Goal:
Find the string "Ward" in the listing and report every line that has it.

╭─ Extracted entries

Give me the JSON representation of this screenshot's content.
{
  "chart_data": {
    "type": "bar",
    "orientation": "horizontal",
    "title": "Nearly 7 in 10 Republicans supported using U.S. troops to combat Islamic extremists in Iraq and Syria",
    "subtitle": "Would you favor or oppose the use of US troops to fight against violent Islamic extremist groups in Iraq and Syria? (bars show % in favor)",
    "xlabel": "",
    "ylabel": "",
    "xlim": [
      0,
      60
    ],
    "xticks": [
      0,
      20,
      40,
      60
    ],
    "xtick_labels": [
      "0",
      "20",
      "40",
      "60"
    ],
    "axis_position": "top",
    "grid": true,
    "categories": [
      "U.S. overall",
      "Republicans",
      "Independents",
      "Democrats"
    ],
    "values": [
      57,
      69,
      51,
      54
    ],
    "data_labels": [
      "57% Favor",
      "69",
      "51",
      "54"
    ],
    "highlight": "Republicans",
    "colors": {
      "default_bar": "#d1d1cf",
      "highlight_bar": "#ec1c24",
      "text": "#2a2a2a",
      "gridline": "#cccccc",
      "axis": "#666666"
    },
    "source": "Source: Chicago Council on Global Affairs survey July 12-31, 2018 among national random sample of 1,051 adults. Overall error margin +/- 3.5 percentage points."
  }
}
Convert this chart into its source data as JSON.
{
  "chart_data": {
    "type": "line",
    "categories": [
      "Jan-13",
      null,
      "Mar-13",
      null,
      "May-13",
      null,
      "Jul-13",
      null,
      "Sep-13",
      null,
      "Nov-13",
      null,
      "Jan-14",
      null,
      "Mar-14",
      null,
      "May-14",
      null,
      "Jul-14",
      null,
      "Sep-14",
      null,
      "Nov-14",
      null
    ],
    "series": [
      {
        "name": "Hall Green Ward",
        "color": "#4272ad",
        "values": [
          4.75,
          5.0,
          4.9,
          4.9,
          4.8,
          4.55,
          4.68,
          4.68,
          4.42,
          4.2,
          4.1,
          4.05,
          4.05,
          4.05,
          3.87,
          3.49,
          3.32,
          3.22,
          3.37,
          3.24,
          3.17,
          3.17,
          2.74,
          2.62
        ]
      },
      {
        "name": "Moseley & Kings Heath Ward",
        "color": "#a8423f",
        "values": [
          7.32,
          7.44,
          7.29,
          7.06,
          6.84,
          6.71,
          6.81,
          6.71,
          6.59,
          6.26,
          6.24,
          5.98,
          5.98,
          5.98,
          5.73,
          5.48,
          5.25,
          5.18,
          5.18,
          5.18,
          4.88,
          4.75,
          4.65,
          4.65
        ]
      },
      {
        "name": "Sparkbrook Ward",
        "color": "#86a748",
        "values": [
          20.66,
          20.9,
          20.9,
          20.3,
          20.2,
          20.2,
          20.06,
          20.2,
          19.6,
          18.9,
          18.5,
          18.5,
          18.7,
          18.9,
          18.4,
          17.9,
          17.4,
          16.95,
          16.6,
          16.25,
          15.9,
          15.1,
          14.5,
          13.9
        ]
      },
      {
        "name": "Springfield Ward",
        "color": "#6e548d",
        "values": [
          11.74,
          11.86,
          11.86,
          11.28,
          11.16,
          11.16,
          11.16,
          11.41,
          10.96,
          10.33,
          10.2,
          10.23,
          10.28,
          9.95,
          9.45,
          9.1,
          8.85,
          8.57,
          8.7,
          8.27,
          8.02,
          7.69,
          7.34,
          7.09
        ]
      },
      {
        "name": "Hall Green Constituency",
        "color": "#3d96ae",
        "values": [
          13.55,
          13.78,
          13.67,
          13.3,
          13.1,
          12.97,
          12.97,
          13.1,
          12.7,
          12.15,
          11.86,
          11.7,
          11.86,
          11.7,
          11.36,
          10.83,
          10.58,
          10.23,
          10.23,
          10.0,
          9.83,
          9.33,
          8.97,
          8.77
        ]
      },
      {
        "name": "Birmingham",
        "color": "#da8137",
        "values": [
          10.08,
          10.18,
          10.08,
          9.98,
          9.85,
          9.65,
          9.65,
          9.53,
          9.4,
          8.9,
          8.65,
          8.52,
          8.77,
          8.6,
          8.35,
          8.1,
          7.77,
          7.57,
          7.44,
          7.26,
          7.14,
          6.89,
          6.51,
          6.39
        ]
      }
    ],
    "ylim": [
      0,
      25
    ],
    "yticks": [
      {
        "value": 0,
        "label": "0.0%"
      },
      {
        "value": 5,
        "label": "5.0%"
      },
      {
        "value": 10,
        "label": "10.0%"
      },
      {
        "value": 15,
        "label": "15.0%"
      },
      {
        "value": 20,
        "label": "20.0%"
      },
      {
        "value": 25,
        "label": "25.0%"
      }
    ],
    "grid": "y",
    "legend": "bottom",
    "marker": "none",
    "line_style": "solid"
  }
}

╰─

Answer to the problem:
        "name": "Hall Green Ward",
        "name": "Moseley & Kings Heath Ward",
        "name": "Sparkbrook Ward",
        "name": "Springfield Ward",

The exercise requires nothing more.